A block of data:

START

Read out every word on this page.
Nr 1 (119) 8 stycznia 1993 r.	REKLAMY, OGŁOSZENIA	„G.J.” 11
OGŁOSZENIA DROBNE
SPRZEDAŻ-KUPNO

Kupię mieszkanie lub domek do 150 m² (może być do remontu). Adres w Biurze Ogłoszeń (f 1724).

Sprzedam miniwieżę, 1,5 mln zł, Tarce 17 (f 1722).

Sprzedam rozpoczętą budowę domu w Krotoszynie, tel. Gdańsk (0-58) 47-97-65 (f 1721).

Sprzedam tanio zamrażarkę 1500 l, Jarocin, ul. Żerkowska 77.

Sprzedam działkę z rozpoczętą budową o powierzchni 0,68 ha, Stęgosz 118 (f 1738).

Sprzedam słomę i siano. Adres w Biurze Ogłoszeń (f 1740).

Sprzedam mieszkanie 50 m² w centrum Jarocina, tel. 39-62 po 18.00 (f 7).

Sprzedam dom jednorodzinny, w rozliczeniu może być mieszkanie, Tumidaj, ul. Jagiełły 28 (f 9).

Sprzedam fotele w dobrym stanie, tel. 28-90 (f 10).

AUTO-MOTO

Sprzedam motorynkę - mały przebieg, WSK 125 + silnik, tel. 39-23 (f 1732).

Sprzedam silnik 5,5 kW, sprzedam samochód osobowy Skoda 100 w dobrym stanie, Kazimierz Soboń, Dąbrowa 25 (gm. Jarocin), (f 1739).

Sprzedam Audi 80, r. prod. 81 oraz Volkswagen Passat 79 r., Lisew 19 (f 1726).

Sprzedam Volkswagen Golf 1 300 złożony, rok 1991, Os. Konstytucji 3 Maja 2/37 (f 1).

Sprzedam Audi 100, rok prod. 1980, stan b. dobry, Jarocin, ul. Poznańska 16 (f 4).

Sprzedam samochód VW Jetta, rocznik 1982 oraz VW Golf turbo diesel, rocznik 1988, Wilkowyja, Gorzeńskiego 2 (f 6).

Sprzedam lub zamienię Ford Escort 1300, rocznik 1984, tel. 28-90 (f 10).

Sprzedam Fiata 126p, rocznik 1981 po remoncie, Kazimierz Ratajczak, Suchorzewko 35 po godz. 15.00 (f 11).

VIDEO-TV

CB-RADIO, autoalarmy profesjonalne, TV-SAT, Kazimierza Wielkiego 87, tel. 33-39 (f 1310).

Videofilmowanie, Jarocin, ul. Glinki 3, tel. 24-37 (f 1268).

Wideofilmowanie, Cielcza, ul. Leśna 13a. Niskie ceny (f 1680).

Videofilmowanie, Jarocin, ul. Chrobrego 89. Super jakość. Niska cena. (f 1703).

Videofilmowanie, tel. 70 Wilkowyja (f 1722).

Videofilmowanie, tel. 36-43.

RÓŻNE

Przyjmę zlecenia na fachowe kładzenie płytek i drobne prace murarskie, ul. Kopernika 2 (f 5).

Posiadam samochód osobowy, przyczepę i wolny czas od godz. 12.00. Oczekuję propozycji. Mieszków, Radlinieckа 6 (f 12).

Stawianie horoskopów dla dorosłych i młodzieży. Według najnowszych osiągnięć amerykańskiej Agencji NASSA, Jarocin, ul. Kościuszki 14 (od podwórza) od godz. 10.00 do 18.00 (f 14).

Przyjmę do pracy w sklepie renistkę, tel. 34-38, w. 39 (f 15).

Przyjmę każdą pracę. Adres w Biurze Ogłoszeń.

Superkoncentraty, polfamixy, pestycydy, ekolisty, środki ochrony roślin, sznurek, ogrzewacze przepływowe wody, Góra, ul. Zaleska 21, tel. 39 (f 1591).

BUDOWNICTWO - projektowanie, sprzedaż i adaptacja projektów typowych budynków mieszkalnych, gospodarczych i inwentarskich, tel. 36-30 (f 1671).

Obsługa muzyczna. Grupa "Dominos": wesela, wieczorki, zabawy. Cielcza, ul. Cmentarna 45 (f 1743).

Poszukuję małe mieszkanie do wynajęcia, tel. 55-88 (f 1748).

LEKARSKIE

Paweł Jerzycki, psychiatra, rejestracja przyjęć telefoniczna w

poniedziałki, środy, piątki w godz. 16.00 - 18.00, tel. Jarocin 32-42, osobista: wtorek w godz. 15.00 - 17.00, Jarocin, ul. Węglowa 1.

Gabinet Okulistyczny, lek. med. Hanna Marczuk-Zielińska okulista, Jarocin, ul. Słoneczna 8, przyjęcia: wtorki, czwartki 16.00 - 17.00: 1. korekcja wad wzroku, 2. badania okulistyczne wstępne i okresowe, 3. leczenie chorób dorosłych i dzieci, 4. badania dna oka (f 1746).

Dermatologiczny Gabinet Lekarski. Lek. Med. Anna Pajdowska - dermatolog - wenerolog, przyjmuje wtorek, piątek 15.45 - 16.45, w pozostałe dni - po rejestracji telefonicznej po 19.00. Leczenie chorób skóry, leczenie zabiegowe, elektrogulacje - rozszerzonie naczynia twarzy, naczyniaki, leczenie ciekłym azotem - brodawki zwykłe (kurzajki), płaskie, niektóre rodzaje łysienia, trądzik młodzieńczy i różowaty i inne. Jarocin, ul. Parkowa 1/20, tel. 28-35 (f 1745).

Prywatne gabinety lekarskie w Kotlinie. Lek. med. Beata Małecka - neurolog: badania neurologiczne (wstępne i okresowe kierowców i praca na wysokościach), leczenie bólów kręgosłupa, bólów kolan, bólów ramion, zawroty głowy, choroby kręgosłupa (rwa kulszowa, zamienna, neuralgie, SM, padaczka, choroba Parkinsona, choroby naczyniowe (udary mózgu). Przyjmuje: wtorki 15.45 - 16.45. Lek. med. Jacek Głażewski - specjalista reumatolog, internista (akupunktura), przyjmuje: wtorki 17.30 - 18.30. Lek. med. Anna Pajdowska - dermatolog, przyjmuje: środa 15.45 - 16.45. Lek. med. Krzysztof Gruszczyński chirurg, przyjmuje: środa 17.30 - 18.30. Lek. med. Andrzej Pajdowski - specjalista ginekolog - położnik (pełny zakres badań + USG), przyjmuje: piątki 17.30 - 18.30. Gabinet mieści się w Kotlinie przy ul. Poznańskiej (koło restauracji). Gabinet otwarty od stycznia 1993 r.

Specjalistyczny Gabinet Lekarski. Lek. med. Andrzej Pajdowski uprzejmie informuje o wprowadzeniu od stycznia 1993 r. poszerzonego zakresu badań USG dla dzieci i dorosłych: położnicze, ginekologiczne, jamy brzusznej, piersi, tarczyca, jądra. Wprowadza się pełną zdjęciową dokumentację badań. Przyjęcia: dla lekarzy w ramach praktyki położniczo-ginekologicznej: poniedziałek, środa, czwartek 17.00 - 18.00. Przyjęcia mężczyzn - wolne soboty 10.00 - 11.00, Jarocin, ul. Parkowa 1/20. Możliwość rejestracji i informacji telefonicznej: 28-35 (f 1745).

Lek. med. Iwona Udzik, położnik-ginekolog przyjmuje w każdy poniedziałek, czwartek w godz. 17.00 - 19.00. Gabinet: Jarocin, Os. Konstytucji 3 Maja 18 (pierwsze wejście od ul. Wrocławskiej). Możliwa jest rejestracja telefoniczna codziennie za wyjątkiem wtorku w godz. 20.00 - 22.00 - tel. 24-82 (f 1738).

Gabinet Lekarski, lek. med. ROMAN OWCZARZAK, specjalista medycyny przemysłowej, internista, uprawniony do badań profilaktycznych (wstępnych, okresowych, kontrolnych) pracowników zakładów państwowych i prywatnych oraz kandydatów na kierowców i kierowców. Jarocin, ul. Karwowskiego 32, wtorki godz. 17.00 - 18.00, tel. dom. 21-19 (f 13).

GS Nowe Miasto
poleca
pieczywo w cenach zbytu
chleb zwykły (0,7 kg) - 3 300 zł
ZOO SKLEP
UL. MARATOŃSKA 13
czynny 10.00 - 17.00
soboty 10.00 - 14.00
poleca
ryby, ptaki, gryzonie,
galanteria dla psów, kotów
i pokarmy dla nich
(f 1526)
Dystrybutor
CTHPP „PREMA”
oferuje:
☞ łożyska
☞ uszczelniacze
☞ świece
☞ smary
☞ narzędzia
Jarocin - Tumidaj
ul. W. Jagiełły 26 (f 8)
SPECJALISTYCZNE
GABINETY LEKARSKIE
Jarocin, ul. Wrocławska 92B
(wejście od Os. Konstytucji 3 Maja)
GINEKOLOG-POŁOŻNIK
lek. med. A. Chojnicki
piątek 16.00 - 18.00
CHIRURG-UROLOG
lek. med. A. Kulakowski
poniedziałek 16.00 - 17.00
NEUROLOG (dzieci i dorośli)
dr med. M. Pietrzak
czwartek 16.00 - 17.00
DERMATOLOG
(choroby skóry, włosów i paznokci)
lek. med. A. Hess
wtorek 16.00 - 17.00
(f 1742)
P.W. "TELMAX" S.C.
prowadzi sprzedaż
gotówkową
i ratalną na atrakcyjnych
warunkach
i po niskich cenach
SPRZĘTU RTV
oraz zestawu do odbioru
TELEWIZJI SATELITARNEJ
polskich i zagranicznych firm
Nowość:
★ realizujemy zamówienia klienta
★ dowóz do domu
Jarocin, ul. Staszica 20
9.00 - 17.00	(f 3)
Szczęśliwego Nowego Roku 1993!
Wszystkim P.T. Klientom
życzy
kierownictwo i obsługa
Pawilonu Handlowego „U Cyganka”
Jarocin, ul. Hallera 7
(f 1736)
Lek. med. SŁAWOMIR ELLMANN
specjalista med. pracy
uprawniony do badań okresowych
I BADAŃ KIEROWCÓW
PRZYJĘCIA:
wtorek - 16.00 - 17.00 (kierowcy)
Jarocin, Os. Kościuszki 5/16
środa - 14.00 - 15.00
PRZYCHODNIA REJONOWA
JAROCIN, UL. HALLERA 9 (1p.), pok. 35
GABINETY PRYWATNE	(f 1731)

END
START

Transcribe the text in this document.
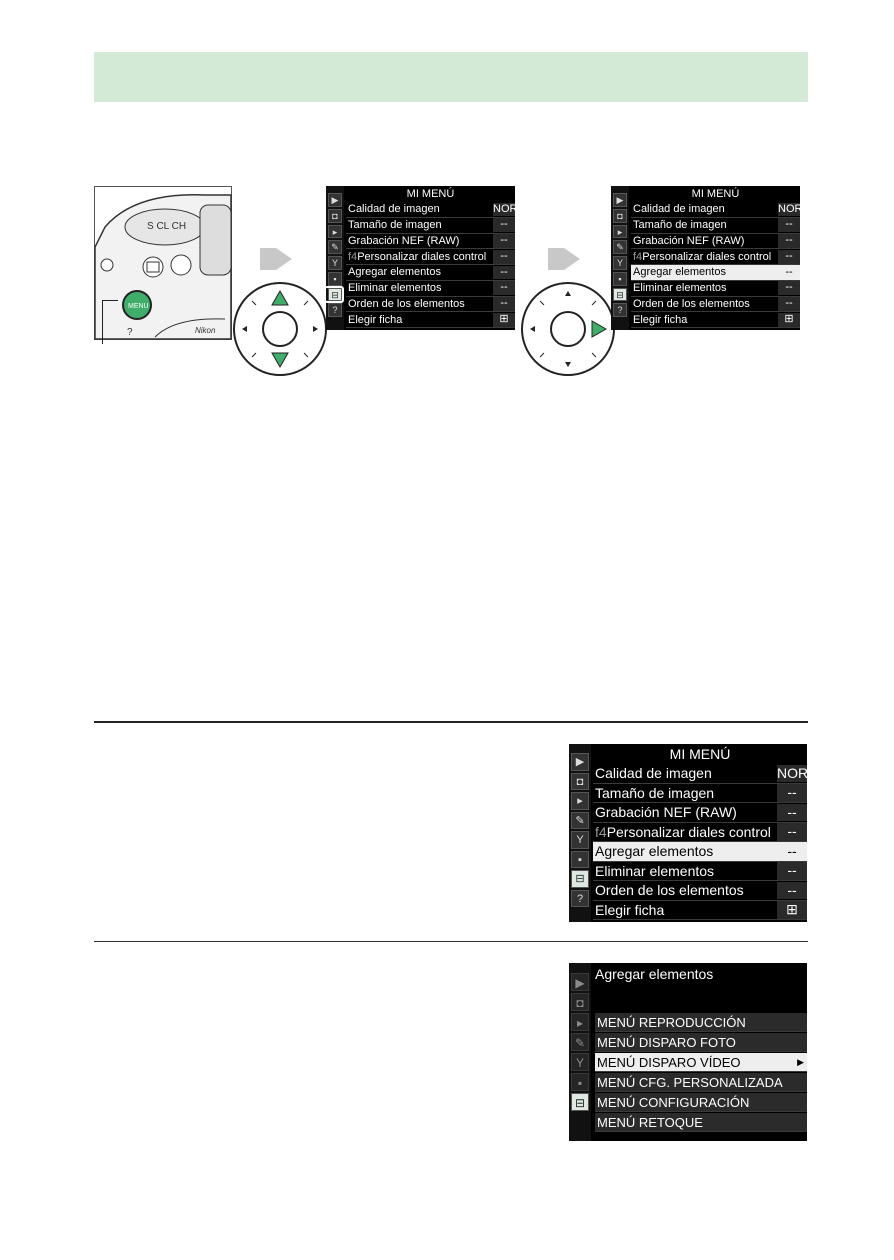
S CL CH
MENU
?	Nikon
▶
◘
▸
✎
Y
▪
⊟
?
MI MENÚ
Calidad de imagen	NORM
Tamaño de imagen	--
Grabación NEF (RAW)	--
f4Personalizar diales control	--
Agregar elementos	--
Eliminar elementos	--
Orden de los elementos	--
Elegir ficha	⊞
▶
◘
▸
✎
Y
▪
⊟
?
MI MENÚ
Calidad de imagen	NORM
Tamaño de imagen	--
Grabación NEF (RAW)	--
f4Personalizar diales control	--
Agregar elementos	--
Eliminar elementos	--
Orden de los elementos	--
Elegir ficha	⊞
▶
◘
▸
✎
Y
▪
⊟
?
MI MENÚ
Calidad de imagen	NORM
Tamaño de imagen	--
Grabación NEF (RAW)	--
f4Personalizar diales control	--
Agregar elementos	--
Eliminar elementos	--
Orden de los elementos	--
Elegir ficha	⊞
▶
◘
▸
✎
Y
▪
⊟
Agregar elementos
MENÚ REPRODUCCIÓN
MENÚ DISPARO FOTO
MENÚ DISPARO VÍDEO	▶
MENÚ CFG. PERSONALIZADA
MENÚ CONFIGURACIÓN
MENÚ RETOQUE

END
START

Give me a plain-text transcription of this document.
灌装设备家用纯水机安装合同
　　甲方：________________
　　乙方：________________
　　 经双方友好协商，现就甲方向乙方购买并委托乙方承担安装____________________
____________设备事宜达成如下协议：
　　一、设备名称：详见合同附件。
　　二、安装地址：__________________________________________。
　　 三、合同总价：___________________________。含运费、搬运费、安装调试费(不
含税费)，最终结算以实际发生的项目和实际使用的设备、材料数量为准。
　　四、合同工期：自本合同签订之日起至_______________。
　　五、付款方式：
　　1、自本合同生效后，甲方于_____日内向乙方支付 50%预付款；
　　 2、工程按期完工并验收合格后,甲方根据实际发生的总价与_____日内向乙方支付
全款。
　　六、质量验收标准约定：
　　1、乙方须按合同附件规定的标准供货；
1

END

Task to complete:
From the entries above, copy each line holding "skóry".

Correct answer:
Dermatologiczny Gabinet Lekarski. Lek. Med. Anna Pajdowska - dermatolog - wenerolog, przyjmuje wtorek, piątek 15.45 - 16.45, w pozostałe dni - po rejestracji telefonicznej po 19.00. Leczenie chorób skóry, leczenie zabiegowe, elektrogulacje - rozszerzonie naczynia twarzy, naczyniaki, leczenie ciekłym azotem - brodawki zwykłe (kurzajki), płaskie, niektóre rodzaje łysienia, trądzik młodzieńczy i różowaty i inne. Jarocin, ul. Parkowa 1/20, tel. 28-35 (f 1745).
(choroby skóry, włosów i paznokci)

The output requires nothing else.